Dataset entries:
_ _ _ _ _ _ _
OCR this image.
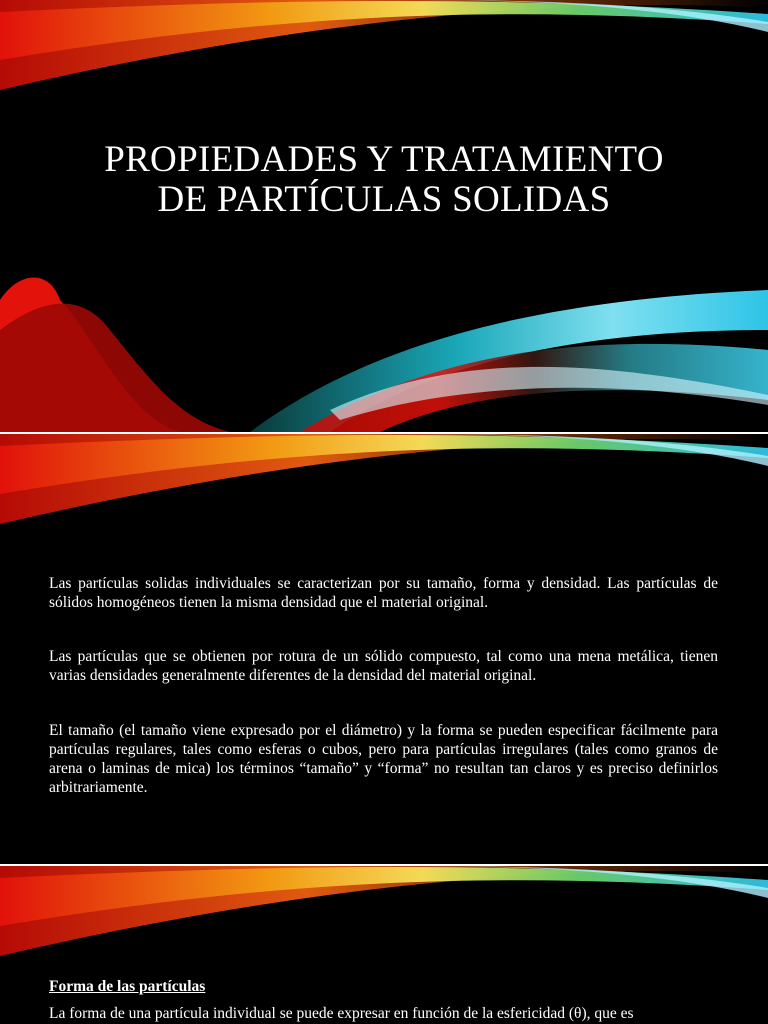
PROPIEDADES Y TRATAMIENTO
DE PARTÍCULAS SOLIDAS

Las partículas solidas individuales se caracterizan por su tamaño, forma y densidad. Las partículas de sólidos homogéneos tienen la misma densidad que el material original.

Las partículas que se obtienen por rotura de un sólido compuesto, tal como una mena metálica, tienen varias densidades generalmente diferentes de la densidad del material original.

El tamaño (el tamaño viene expresado por el diámetro) y la forma se pueden especificar fácilmente para partículas regulares, tales como esferas o cubos, pero para partículas irregulares (tales como granos de arena o laminas de mica) los términos “tamaño” y “forma” no resultan tan claros y es preciso definirlos arbitrariamente.

Forma de las partículas
La forma de una partícula individual se puede expresar en función de la esfericidad (θ), que es
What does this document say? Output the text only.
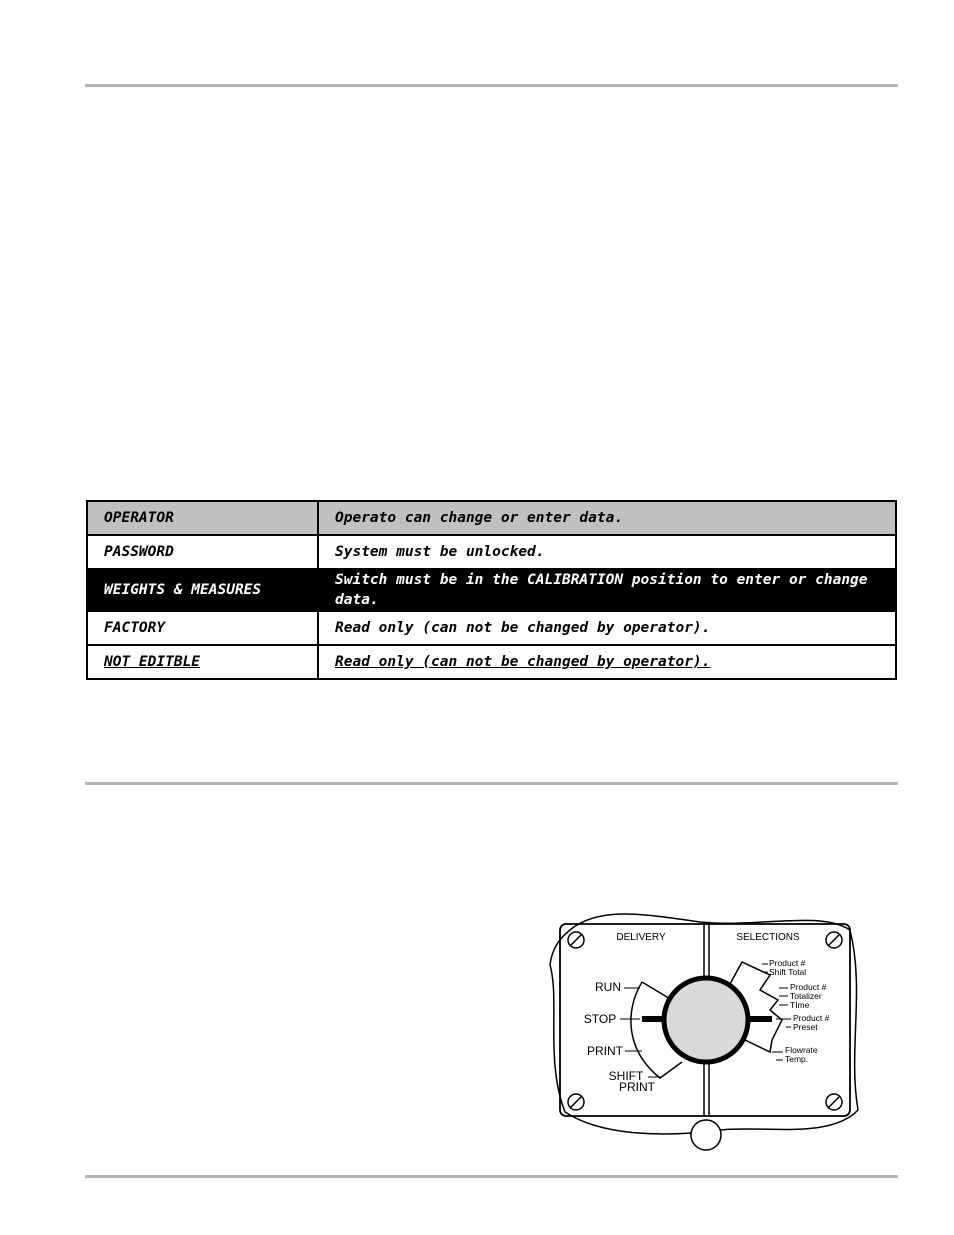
OPERATOR	Operato can change or enter data.
PASSWORD	System must be unlocked.
WEIGHTS & MEASURES	Switch must be in the CALIBRATION position to enter or change data.
FACTORY	Read only (can not be changed by operator).
NOT EDITBLE	Read only (can not be changed by operator).
DELIVERY	SELECTIONS
RUN
STOP
PRINT
SHIFT
PRINT
Product #
Shift Total
Product #
Totalizer
TIme
Product #
Preset
Flowrate
Temp.
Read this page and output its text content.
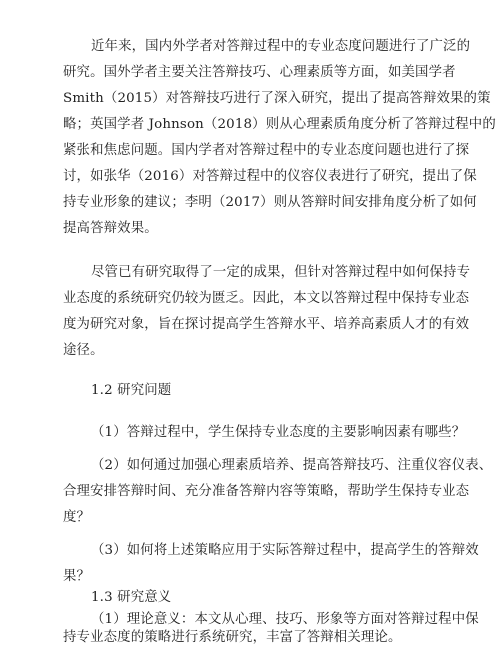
近年来，国内外学者对答辩过程中的专业态度问题进行了广泛的
研究。国外学者主要关注答辩技巧、心理素质等方面，如美国学者
Smith（2015）对答辩技巧进行了深入研究，提出了提高答辩效果的策
略；英国学者 Johnson（2018）则从心理素质角度分析了答辩过程中的
紧张和焦虑问题。国内学者对答辩过程中的专业态度问题也进行了探
讨，如张华（2016）对答辩过程中的仪容仪表进行了研究，提出了保
持专业形象的建议；李明（2017）则从答辩时间安排角度分析了如何
提高答辩效果。
尽管已有研究取得了一定的成果，但针对答辩过程中如何保持专
业态度的系统研究仍较为匮乏。因此，本文以答辩过程中保持专业态
度为研究对象，旨在探讨提高学生答辩水平、培养高素质人才的有效
途径。
1.2 研究问题
（1）答辩过程中，学生保持专业态度的主要影响因素有哪些？
（2）如何通过加强心理素质培养、提高答辩技巧、注重仪容仪表、
合理安排答辩时间、充分准备答辩内容等策略，帮助学生保持专业态
度？
（3）如何将上述策略应用于实际答辩过程中，提高学生的答辩效
果？
1.3 研究意义
（1）理论意义：本文从心理、技巧、形象等方面对答辩过程中保
持专业态度的策略进行系统研究，丰富了答辩相关理论。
_ _ _ _ _ _ _
:: SHORT PROBLEM ::
Return each line with "text".

:: ANSWER TO THE TASK ::
What does this document say? Output the text only.
Read this page and output its text content.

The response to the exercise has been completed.